*Exercise instructions*
Give a verbatim quotation of every record.

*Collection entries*

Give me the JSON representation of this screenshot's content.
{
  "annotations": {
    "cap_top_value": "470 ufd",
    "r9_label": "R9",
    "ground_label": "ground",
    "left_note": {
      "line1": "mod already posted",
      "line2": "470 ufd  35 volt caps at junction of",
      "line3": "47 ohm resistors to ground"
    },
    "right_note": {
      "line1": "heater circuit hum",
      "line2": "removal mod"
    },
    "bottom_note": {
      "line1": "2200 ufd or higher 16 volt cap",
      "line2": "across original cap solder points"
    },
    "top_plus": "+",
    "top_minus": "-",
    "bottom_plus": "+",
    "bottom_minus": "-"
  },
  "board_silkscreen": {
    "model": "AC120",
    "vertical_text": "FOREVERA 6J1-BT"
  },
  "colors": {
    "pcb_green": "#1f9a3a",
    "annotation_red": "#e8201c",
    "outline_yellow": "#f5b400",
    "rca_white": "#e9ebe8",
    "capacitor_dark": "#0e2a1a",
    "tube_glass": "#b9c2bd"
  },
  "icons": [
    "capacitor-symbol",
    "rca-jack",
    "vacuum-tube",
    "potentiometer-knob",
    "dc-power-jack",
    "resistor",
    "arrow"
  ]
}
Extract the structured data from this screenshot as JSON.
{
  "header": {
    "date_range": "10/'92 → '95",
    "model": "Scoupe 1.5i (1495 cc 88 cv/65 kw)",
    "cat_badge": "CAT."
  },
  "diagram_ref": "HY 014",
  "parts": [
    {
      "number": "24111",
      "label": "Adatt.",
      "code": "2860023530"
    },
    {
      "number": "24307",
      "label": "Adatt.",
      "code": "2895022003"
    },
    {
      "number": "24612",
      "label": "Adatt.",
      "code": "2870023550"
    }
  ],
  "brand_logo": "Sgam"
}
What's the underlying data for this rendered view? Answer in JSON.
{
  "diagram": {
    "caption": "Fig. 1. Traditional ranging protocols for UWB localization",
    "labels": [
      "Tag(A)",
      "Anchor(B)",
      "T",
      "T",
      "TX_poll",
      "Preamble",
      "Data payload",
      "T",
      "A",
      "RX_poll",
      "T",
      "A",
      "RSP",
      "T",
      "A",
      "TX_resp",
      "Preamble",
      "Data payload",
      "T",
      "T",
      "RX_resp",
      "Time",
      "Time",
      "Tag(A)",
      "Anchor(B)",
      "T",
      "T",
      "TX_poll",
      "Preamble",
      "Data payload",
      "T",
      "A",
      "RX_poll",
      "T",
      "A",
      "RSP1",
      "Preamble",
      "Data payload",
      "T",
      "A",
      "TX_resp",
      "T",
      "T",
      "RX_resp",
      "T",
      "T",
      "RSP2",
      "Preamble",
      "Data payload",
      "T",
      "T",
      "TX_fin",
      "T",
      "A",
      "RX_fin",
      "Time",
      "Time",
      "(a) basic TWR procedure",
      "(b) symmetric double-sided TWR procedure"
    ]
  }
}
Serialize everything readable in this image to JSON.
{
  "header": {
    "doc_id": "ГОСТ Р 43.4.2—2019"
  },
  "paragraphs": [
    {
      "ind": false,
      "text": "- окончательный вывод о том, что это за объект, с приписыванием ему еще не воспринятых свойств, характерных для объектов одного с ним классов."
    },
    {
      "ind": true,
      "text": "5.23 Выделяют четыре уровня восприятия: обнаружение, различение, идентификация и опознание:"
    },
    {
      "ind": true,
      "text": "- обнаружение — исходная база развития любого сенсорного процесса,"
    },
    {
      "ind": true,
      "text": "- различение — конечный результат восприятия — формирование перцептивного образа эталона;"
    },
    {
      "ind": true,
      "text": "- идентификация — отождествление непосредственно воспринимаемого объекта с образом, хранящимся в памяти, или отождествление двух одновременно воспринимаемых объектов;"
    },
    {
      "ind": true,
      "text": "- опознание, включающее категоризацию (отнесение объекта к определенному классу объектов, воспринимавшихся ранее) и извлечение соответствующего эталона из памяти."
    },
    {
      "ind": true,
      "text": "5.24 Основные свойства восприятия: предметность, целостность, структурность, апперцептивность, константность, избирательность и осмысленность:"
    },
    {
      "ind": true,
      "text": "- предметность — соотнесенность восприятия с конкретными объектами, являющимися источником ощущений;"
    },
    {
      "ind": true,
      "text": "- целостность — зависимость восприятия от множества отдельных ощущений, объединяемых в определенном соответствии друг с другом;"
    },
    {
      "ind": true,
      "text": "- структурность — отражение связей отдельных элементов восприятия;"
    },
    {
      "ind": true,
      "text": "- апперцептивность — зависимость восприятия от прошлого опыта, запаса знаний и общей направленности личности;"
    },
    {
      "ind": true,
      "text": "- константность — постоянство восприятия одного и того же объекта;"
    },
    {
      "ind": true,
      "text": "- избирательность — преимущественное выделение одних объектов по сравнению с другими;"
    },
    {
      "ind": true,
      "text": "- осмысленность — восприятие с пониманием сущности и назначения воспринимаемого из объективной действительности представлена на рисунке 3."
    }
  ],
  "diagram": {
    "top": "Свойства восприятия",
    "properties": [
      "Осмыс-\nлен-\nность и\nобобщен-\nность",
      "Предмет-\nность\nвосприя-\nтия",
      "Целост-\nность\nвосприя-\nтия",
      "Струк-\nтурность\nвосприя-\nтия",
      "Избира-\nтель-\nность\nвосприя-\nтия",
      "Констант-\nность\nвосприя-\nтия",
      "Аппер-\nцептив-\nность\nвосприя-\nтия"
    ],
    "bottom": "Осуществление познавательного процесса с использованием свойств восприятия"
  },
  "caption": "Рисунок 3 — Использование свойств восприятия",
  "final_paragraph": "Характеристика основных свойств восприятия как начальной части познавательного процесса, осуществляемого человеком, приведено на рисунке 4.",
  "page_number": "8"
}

*Answer to the task*
Give me the JSON representation of this screenshot's content.
{
  "annotations": {
    "cap_top_value": "470 ufd",
    "r9_label": "R9",
    "ground_label": "ground",
    "left_note": {
      "line1": "mod already posted",
      "line2": "470 ufd  35 volt caps at junction of",
      "line3": "47 ohm resistors to ground"
    },
    "right_note": {
      "line1": "heater circuit hum",
      "line2": "removal mod"
    },
    "bottom_note": {
      "line1": "2200 ufd or higher 16 volt cap",
      "line2": "across original cap solder points"
    },
    "top_plus": "+",
    "top_minus": "-",
    "bottom_plus": "+",
    "bottom_minus": "-"
  },
  "board_silkscreen": {
    "model": "AC120",
    "vertical_text": "FOREVERA 6J1-BT"
  },
  "colors": {
    "pcb_green": "#1f9a3a",
    "annotation_red": "#e8201c",
    "outline_yellow": "#f5b400",
    "rca_white": "#e9ebe8",
    "capacitor_dark": "#0e2a1a",
    "tube_glass": "#b9c2bd"
  },
  "icons": [
    "capacitor-symbol",
    "rca-jack",
    "vacuum-tube",
    "potentiometer-knob",
    "dc-power-jack",
    "resistor",
    "arrow"
  ]
}
Extract the structured data from this screenshot as JSON.
{
  "header": {
    "date_range": "10/'92 → '95",
    "model": "Scoupe 1.5i (1495 cc 88 cv/65 kw)",
    "cat_badge": "CAT."
  },
  "diagram_ref": "HY 014",
  "parts": [
    {
      "number": "24111",
      "label": "Adatt.",
      "code": "2860023530"
    },
    {
      "number": "24307",
      "label": "Adatt.",
      "code": "2895022003"
    },
    {
      "number": "24612",
      "label": "Adatt.",
      "code": "2870023550"
    }
  ],
  "brand_logo": "Sgam"
}
What's the underlying data for this rendered view? Answer in JSON.
{
  "diagram": {
    "caption": "Fig. 1. Traditional ranging protocols for UWB localization",
    "labels": [
      "Tag(A)",
      "Anchor(B)",
      "T",
      "T",
      "TX_poll",
      "Preamble",
      "Data payload",
      "T",
      "A",
      "RX_poll",
      "T",
      "A",
      "RSP",
      "T",
      "A",
      "TX_resp",
      "Preamble",
      "Data payload",
      "T",
      "T",
      "RX_resp",
      "Time",
      "Time",
      "Tag(A)",
      "Anchor(B)",
      "T",
      "T",
      "TX_poll",
      "Preamble",
      "Data payload",
      "T",
      "A",
      "RX_poll",
      "T",
      "A",
      "RSP1",
      "Preamble",
      "Data payload",
      "T",
      "A",
      "TX_resp",
      "T",
      "T",
      "RX_resp",
      "T",
      "T",
      "RSP2",
      "Preamble",
      "Data payload",
      "T",
      "T",
      "TX_fin",
      "T",
      "A",
      "RX_fin",
      "Time",
      "Time",
      "(a) basic TWR procedure",
      "(b) symmetric double-sided TWR procedure"
    ]
  }
}
Serialize everything readable in this image to JSON.
{
  "header": {
    "doc_id": "ГОСТ Р 43.4.2—2019"
  },
  "paragraphs": [
    {
      "ind": false,
      "text": "- окончательный вывод о том, что это за объект, с приписыванием ему еще не воспринятых свойств, характерных для объектов одного с ним классов."
    },
    {
      "ind": true,
      "text": "5.23 Выделяют четыре уровня восприятия: обнаружение, различение, идентификация и опознание:"
    },
    {
      "ind": true,
      "text": "- обнаружение — исходная база развития любого сенсорного процесса,"
    },
    {
      "ind": true,
      "text": "- различение — конечный результат восприятия — формирование перцептивного образа эталона;"
    },
    {
      "ind": true,
      "text": "- идентификация — отождествление непосредственно воспринимаемого объекта с образом, хранящимся в памяти, или отождествление двух одновременно воспринимаемых объектов;"
    },
    {
      "ind": true,
      "text": "- опознание, включающее категоризацию (отнесение объекта к определенному классу объектов, воспринимавшихся ранее) и извлечение соответствующего эталона из памяти."
    },
    {
      "ind": true,
      "text": "5.24 Основные свойства восприятия: предметность, целостность, структурность, апперцептивность, константность, избирательность и осмысленность:"
    },
    {
      "ind": true,
      "text": "- предметность — соотнесенность восприятия с конкретными объектами, являющимися источником ощущений;"
    },
    {
      "ind": true,
      "text": "- целостность — зависимость восприятия от множества отдельных ощущений, объединяемых в определенном соответствии друг с другом;"
    },
    {
      "ind": true,
      "text": "- структурность — отражение связей отдельных элементов восприятия;"
    },
    {
      "ind": true,
      "text": "- апперцептивность — зависимость восприятия от прошлого опыта, запаса знаний и общей направленности личности;"
    },
    {
      "ind": true,
      "text": "- константность — постоянство восприятия одного и того же объекта;"
    },
    {
      "ind": true,
      "text": "- избирательность — преимущественное выделение одних объектов по сравнению с другими;"
    },
    {
      "ind": true,
      "text": "- осмысленность — восприятие с пониманием сущности и назначения воспринимаемого из объективной действительности представлена на рисунке 3."
    }
  ],
  "diagram": {
    "top": "Свойства восприятия",
    "properties": [
      "Осмыс-\nлен-\nность и\nобобщен-\nность",
      "Предмет-\nность\nвосприя-\nтия",
      "Целост-\nность\nвосприя-\nтия",
      "Струк-\nтурность\nвосприя-\nтия",
      "Избира-\nтель-\nность\nвосприя-\nтия",
      "Констант-\nность\nвосприя-\nтия",
      "Аппер-\nцептив-\nность\nвосприя-\nтия"
    ],
    "bottom": "Осуществление познавательного процесса с использованием свойств восприятия"
  },
  "caption": "Рисунок 3 — Использование свойств восприятия",
  "final_paragraph": "Характеристика основных свойств восприятия как начальной части познавательного процесса, осуществляемого человеком, приведено на рисунке 4.",
  "page_number": "8"
}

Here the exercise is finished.